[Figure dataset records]
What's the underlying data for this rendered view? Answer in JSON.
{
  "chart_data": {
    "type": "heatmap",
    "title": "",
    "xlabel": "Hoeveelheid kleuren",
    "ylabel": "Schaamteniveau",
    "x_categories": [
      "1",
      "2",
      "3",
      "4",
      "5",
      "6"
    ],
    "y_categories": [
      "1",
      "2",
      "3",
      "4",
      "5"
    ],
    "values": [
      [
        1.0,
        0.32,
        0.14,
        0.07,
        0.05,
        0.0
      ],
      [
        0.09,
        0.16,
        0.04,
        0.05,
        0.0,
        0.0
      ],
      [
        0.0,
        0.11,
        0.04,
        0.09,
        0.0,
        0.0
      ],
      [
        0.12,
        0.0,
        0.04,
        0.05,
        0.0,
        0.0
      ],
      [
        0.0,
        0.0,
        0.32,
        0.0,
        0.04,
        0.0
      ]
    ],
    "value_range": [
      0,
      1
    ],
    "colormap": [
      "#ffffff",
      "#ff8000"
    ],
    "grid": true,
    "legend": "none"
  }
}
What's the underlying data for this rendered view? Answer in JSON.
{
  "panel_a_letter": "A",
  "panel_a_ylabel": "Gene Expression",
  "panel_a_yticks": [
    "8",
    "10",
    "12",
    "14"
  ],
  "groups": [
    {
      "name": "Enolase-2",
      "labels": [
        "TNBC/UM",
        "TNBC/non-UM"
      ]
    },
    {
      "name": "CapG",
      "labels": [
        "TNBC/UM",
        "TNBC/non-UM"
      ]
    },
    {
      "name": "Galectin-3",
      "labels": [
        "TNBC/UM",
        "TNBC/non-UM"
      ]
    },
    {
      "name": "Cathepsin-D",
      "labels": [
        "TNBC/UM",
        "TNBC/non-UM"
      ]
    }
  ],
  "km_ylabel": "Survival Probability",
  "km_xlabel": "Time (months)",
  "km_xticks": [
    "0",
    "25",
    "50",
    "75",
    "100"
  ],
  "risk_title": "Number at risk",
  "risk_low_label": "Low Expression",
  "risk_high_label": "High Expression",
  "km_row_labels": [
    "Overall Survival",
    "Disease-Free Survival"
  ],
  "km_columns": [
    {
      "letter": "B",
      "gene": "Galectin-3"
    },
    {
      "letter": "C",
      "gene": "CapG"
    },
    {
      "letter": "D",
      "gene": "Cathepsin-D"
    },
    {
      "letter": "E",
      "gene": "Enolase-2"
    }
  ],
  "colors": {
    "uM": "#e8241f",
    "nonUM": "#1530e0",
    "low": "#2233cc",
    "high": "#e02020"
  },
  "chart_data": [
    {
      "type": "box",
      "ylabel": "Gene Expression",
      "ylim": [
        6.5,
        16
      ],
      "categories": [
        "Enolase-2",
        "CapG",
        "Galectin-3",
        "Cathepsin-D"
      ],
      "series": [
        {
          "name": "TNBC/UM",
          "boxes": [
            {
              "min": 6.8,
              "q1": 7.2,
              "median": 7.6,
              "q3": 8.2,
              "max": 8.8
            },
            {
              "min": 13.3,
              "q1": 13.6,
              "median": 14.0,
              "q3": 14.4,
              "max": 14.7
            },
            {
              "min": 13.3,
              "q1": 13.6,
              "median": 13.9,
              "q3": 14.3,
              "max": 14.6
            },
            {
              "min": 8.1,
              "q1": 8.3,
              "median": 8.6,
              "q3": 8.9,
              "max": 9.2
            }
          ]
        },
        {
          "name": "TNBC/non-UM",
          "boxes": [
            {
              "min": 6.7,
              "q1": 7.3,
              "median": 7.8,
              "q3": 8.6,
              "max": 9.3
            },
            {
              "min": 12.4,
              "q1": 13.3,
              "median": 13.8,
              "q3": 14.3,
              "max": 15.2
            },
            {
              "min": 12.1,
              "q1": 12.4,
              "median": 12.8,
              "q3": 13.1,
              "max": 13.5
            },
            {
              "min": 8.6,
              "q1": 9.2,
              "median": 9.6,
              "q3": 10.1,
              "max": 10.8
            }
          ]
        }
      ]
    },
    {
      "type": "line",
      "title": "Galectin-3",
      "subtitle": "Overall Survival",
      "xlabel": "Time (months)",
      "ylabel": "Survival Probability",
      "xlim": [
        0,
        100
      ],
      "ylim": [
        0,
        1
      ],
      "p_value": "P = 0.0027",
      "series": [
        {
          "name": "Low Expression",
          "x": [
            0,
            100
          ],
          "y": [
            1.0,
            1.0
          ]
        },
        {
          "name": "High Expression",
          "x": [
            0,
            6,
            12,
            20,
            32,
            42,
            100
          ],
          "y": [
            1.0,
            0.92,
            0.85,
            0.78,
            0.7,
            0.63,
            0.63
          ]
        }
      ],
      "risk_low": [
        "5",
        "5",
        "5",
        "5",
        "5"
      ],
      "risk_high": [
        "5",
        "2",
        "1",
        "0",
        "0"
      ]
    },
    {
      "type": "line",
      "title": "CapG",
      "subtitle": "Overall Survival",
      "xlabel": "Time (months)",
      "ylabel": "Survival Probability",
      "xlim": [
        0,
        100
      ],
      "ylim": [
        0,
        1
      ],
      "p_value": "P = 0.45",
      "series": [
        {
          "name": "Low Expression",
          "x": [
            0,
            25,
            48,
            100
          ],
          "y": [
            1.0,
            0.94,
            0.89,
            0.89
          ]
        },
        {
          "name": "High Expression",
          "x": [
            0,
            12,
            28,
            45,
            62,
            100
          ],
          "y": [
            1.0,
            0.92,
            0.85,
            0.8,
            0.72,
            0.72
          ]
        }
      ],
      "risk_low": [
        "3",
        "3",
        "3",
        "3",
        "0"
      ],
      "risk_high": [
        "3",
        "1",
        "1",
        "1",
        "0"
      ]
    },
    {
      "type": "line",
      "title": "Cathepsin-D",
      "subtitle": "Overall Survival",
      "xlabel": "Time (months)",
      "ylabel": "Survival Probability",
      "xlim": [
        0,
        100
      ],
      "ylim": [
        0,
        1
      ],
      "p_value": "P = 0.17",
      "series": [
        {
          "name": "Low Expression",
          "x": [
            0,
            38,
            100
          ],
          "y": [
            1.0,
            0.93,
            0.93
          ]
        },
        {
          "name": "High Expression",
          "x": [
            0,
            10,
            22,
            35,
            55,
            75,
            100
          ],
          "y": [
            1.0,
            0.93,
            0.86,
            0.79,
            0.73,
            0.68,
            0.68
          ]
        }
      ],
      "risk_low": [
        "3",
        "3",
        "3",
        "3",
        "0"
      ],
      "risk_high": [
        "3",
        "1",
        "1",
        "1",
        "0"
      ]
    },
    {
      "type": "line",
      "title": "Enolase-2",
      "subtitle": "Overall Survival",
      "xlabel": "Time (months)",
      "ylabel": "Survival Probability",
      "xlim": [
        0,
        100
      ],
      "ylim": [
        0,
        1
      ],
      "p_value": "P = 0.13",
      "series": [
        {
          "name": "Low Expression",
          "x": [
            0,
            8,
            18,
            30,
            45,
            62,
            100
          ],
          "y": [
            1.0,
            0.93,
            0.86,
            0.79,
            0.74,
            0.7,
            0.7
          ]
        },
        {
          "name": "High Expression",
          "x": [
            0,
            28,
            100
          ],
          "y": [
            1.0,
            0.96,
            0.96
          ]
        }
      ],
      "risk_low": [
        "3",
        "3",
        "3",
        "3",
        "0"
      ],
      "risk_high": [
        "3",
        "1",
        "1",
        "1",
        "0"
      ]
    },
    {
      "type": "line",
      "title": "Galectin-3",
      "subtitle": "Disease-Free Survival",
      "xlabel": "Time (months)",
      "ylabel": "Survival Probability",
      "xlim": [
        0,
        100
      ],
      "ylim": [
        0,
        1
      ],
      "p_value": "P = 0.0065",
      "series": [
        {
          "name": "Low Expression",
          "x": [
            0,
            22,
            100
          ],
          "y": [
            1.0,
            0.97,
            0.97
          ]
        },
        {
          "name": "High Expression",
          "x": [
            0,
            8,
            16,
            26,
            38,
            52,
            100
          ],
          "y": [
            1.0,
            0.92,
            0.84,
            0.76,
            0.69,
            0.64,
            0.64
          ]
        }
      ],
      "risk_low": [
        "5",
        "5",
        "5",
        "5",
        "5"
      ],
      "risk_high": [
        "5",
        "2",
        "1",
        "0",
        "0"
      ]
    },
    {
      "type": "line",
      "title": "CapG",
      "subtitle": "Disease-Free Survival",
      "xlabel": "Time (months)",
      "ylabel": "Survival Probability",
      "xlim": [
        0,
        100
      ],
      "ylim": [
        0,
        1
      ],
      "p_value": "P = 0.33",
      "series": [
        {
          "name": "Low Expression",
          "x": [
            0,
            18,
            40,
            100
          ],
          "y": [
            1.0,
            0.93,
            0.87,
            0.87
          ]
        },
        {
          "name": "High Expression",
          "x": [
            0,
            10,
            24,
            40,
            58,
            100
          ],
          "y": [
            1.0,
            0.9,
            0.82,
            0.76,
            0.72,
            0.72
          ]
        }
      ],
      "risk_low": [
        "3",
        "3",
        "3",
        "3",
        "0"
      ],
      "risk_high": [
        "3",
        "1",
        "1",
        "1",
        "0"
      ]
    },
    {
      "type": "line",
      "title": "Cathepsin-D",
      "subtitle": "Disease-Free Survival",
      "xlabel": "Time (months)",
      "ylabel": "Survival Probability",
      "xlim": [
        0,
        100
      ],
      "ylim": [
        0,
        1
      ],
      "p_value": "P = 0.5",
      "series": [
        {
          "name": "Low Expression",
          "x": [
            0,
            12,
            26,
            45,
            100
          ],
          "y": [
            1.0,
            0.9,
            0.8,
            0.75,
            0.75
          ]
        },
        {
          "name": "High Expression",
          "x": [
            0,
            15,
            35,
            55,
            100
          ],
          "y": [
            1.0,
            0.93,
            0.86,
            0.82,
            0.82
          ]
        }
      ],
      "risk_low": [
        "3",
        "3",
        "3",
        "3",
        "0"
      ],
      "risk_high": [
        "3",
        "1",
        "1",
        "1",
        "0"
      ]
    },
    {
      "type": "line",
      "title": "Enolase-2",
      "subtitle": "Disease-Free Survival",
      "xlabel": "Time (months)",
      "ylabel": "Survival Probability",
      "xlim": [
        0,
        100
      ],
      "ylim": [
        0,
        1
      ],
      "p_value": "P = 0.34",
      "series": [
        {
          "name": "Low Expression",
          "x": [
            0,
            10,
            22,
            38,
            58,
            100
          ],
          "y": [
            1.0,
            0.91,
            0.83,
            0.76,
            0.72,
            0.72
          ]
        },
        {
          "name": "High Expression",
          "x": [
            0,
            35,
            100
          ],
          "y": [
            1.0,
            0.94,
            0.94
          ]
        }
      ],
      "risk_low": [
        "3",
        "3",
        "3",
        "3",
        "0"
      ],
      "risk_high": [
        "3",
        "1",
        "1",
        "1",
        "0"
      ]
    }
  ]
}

* [SHORT TASK]:
Which lines include "median"? Copy each of them out.

* [OUTPUT FOR THIS TASK]:
              "median": 7.6,
              "median": 14.0,
              "median": 13.9,
              "median": 8.6,
              "median": 7.8,
              "median": 13.8,
              "median": 12.8,
              "median": 9.6,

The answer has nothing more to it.